▶ **Task to complete**:
Copy each line containing the word "dipetala" from the records that follow, please.
# Start of Provided records
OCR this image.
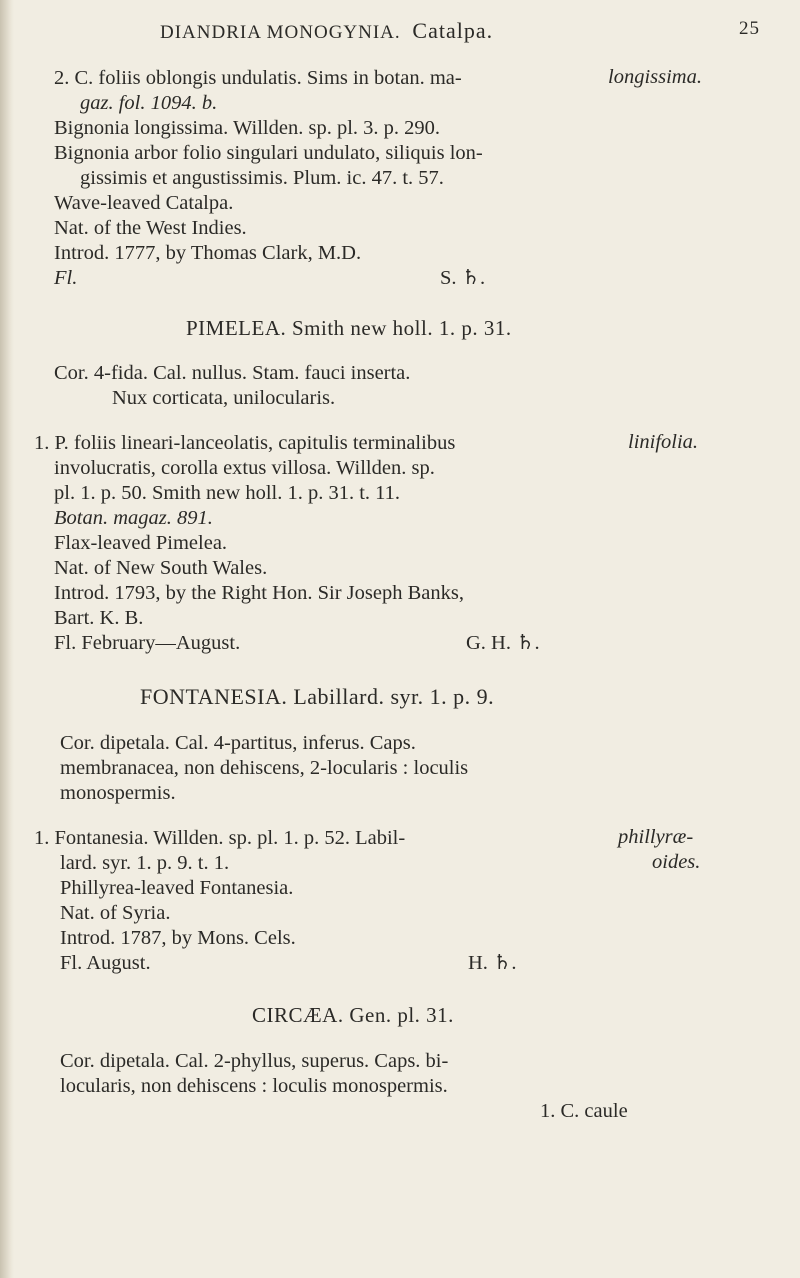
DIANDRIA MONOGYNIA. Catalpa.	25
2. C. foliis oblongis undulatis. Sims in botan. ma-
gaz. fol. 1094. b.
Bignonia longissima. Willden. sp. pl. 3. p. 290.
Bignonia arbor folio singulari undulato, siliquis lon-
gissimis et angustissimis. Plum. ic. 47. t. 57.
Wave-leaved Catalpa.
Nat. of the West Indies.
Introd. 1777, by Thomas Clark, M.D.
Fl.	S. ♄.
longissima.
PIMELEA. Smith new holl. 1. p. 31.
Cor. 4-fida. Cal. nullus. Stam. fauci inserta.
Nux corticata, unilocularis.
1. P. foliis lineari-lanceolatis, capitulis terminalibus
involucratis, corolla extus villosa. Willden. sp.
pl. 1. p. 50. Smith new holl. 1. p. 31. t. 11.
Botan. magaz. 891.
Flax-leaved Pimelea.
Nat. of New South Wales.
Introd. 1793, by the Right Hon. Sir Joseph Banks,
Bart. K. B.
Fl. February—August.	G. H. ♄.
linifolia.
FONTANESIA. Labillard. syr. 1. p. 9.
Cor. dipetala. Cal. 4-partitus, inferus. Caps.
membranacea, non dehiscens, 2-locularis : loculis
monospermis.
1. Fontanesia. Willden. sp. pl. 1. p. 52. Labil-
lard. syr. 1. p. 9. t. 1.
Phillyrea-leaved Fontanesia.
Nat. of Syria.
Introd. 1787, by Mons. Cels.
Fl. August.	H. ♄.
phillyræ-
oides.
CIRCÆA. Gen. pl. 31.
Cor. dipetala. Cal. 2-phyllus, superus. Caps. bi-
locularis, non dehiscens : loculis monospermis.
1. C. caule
# End of Provided records
# Start of Provided records
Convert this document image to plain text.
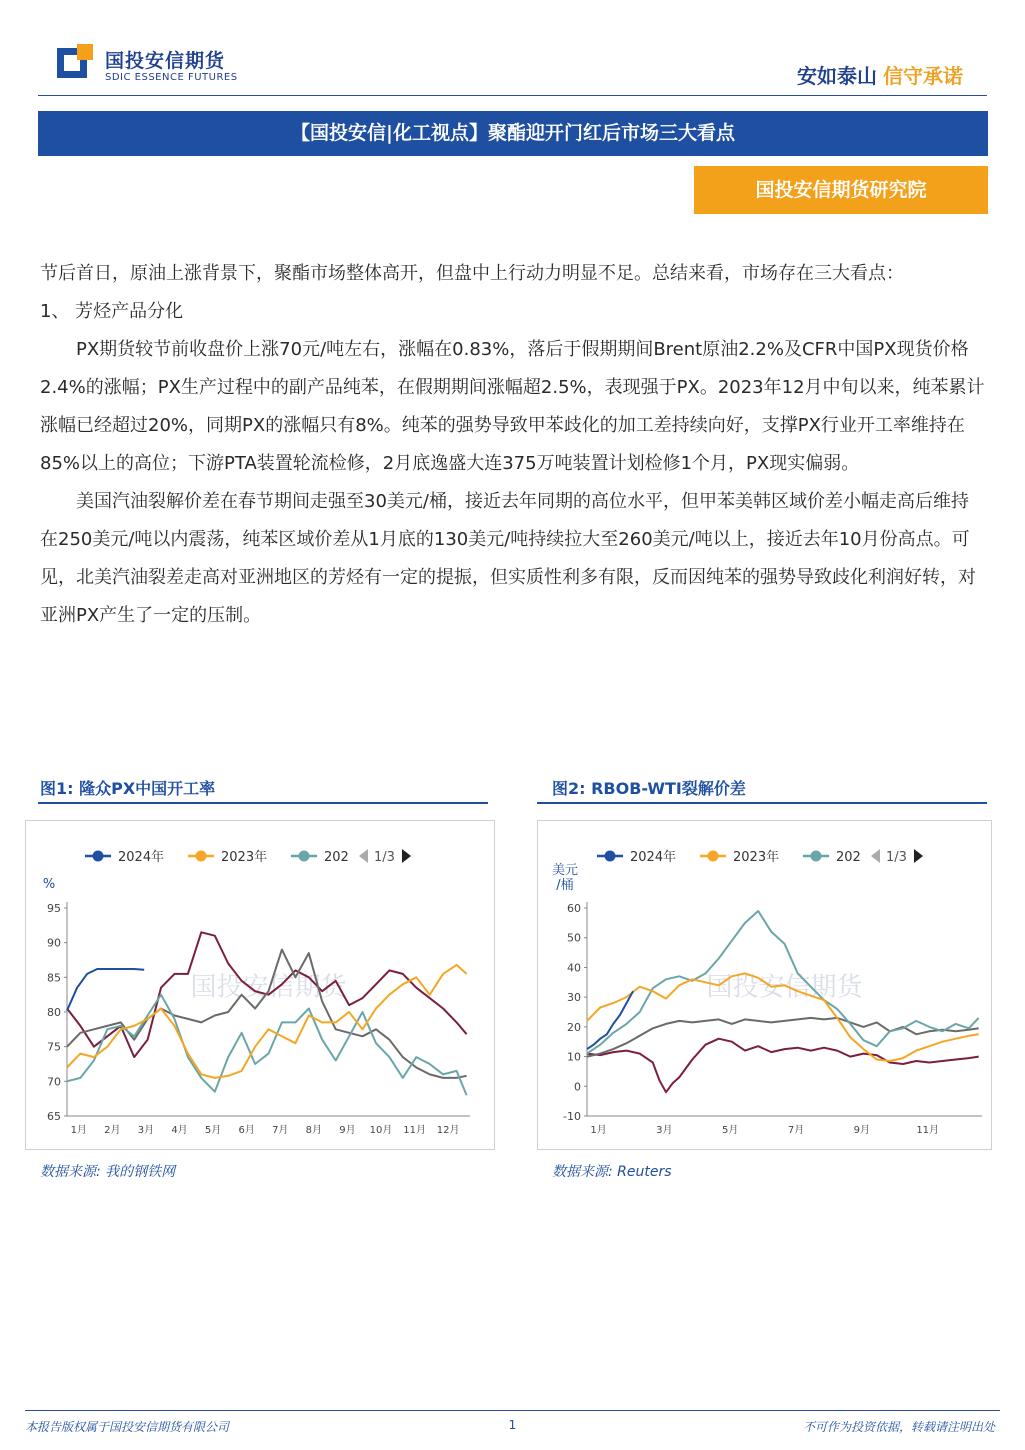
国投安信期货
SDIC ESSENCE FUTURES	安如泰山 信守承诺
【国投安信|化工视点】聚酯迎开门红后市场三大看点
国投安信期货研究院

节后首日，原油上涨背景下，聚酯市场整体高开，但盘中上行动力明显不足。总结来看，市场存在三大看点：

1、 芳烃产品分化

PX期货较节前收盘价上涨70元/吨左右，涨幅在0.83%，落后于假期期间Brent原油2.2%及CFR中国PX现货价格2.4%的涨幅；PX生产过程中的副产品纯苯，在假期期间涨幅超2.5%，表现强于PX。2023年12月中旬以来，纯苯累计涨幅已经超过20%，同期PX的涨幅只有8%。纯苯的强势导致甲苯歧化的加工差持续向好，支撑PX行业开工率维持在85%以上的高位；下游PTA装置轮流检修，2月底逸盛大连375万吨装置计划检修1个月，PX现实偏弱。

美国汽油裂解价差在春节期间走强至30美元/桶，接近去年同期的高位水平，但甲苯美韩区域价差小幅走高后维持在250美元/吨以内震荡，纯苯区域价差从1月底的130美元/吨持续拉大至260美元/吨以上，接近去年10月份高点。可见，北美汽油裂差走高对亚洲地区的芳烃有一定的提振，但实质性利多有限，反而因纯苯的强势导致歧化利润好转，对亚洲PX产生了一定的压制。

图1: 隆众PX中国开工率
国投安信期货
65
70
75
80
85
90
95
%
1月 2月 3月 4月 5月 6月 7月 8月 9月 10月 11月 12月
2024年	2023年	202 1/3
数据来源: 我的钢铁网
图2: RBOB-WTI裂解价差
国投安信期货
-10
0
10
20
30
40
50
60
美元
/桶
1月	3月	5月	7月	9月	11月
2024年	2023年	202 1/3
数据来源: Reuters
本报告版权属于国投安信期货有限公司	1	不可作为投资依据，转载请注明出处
# End of Provided records
# Start of Provided records
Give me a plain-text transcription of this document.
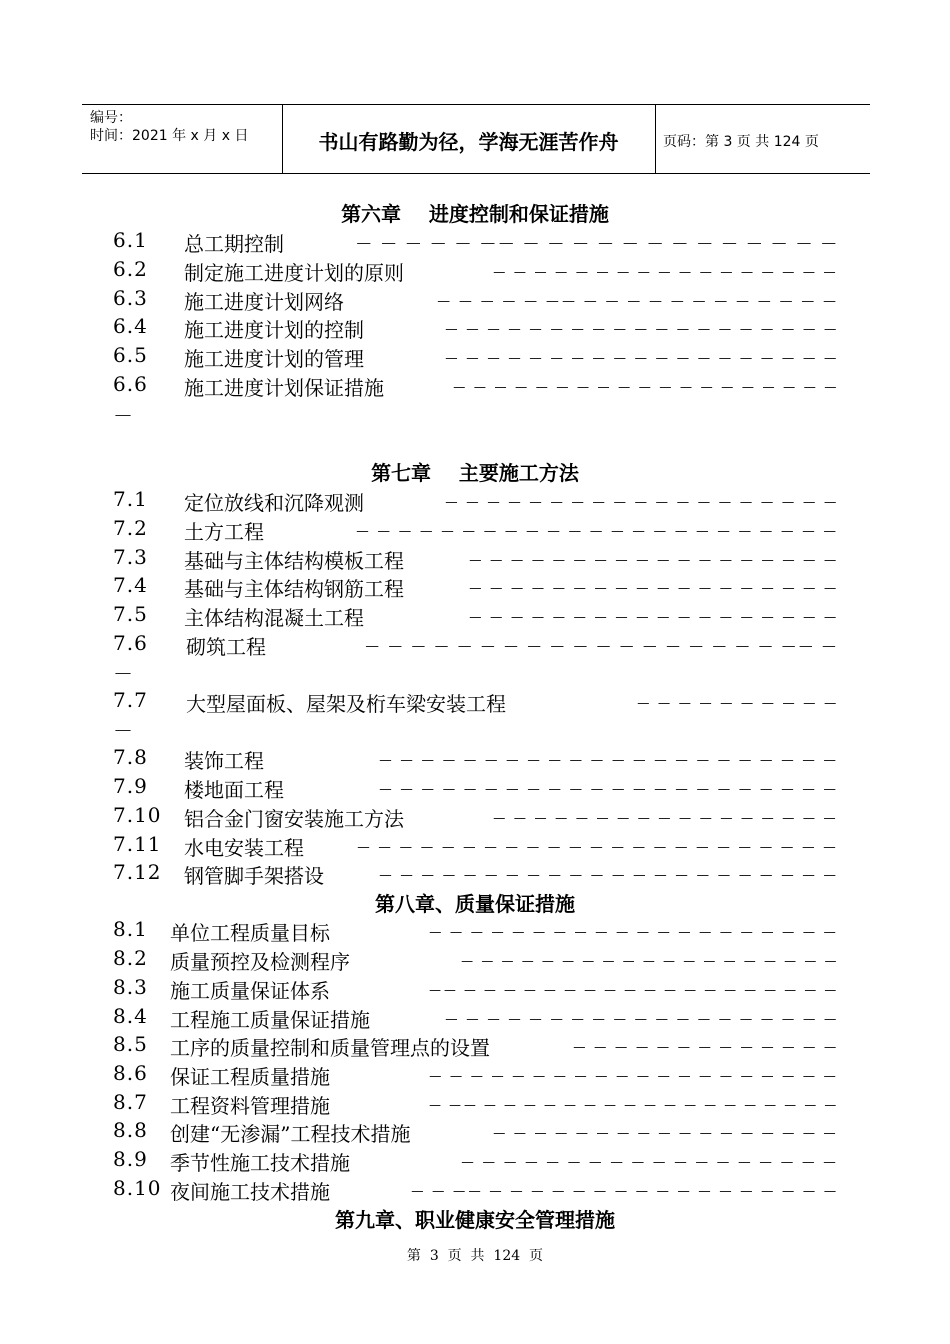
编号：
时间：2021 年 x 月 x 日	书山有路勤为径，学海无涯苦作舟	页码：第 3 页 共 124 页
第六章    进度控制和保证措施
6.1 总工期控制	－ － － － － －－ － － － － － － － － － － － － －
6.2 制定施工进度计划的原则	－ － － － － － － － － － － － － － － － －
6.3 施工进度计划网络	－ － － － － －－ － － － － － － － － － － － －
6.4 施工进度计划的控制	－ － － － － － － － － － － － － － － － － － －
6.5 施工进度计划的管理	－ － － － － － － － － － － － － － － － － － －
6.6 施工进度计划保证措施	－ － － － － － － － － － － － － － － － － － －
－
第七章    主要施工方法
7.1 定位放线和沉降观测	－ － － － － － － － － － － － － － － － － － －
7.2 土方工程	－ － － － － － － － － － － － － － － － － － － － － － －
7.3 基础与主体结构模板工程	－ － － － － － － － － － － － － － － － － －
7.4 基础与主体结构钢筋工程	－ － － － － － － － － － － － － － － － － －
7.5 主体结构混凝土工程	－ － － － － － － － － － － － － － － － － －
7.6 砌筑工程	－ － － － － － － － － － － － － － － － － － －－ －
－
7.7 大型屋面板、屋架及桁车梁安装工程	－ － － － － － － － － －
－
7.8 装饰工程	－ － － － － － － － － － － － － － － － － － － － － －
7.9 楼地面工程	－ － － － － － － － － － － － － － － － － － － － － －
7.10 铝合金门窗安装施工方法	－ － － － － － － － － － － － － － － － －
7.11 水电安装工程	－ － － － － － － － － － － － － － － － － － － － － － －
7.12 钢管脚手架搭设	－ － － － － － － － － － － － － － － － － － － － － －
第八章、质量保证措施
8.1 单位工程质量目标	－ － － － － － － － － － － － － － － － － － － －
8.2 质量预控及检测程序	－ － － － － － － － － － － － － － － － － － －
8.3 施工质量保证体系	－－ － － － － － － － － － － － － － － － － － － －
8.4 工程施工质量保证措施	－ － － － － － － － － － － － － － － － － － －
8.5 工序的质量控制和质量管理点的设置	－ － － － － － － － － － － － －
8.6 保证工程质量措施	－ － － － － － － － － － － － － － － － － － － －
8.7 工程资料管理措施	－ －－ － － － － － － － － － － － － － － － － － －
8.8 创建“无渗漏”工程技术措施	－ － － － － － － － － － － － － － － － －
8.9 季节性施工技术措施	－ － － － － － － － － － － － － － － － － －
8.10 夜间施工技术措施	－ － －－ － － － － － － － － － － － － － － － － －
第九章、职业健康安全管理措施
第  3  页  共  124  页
# End of Provided records
▶ **Exercise answer**:
Cor. dipetala. Cal. 4-partitus, inferus. Caps.
Cor. dipetala. Cal. 2-phyllus, superus. Caps. bi-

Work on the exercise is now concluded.